Given problem 1
How would you say "When you access the view, it is sorted by key." from the CouchDB forum post in Spanish?
::: Passage given
Re: 'Grouping' documents so that a set of documents is passed to the view function

Posted by Brian Candler <B....@pobox.com>.

On Fri, Jun 26, 2009 at 05:01:37PM +0800, hhsuper wrote:
>    by the way caculated in reduce function, can you give a example how to
>    impl sorting by any of the col1/col2/col3/v1/v2 column value with
>    couchdb (multi-view also accepted), because the sorting is based the
>    all data

Sorting is done by map views:

  emit(some_value, ...);

When you access the view, it is sorted by key. If you want to sort by
different columns, then either have multiple views, or a single tagged view:

  emit(["by_foo", doc.foo||null], null);
  emit(["by_bar", doc.bar||null], null);
  emit(["by_baz", doc.baz||null], null);

If you want to select a subset of data (based on attribute foo), and then sort
by attribute bar, use compound keys:

  emit([doc.foo||null, doc.bar||null]);

Then access using startkey=["foo1"]&endkey=["foo1",{}]. This is basically
the same as composite indexes in an RDBMS, although more flexible because
you can use derived data for the indexes, rather than just the raw data from
your 'columns'.

If there is filtering that can't be done in a map function, then you do it
client side. Ditto for sorting after the filtering.

Reduce views by default return only one value, so sorting doesn't mean
anything. But if you do a grouped reduce view, then the values are sorted by
the group key.

>    when with million records it's unable to load them to client
>    and then sorting, so the couchdb level sorting is needed to me.
::::::
Given problem 2
Put the rows below into a Markdown table with the columns Row and Line, starting with the line that contains "Text: 10: 10 [153, 482, 165, 492]" and going on through the line that contains "Polygon shape [211, 116, 304, 309]".
::: Data rows
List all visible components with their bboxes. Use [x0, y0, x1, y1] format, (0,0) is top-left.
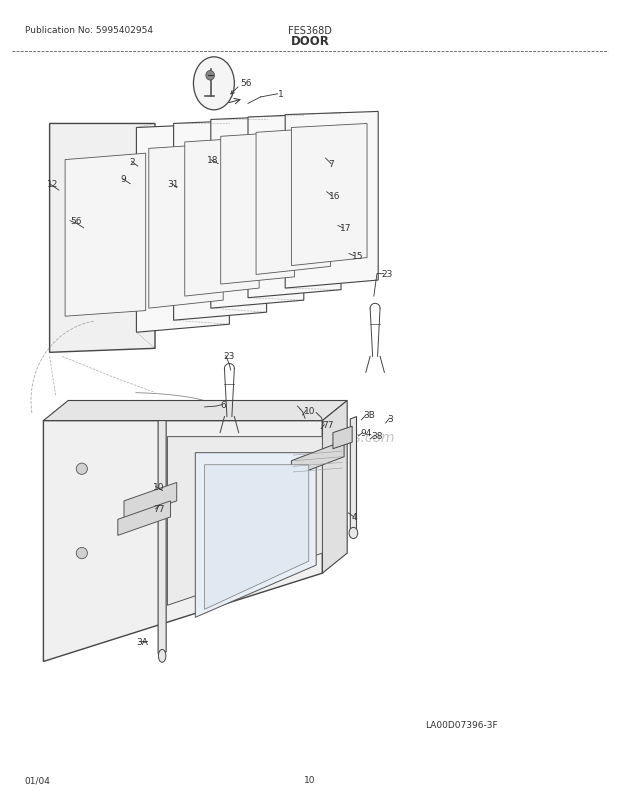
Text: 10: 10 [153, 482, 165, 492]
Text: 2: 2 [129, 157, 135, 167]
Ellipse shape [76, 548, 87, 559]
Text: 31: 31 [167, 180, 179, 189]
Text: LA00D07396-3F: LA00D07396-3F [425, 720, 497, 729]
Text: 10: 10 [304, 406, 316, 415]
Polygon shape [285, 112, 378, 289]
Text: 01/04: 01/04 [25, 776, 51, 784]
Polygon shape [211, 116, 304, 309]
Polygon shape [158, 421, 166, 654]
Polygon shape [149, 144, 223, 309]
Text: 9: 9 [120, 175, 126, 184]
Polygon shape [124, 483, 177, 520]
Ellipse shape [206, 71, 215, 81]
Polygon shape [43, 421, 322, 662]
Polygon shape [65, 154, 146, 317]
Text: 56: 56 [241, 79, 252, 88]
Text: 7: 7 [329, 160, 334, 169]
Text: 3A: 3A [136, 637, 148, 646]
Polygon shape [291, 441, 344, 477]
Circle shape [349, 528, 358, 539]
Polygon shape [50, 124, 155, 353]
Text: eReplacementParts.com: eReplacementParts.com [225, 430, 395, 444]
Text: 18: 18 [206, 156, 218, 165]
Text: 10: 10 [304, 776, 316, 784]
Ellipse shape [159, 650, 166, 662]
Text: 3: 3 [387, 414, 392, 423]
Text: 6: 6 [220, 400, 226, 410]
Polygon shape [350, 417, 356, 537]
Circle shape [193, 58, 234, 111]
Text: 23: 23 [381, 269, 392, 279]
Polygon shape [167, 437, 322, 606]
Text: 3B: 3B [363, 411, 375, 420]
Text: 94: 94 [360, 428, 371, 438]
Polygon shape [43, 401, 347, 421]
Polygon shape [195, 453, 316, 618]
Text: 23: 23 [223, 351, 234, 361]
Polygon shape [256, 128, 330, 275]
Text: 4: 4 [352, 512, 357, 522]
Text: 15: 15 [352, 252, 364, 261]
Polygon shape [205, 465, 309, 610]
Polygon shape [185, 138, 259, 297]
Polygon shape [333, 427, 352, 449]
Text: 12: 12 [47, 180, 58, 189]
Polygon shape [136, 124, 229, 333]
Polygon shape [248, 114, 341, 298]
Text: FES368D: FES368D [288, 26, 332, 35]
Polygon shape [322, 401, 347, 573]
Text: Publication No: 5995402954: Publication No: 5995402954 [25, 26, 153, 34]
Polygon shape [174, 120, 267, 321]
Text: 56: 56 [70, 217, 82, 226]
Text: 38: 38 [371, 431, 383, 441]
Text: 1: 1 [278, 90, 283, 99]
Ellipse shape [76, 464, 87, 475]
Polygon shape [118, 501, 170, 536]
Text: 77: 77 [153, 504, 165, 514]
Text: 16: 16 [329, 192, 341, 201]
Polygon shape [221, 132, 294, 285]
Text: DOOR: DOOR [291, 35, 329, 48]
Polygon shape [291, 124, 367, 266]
::::::
Correct response 1
Cuando accedes a la vista, esta se ordena por clave.

Correct response 2
| Row | Line |
|---|---|
| 1 | Text: 10: 10 [153, 482, 165, 492] |
| 2 | Text: 2: 2 [129, 157, 135, 167] |
| 3 | Ellipse shape [76, 548, 87, 559] |
| 4 | Text: 31: 31 [167, 180, 179, 189] |
| 5 | Text: LA00D07396-3F: LA00D07396-3F [425, 720, 497, 729] |
| 6 | Text: 10: 10 [304, 406, 316, 415] |
| 7 | Polygon shape [285, 112, 378, 289] |
| 8 | Text: 01/04: 01/04 [25, 776, 51, 784] |
| 9 | Polygon shape [211, 116, 304, 309] |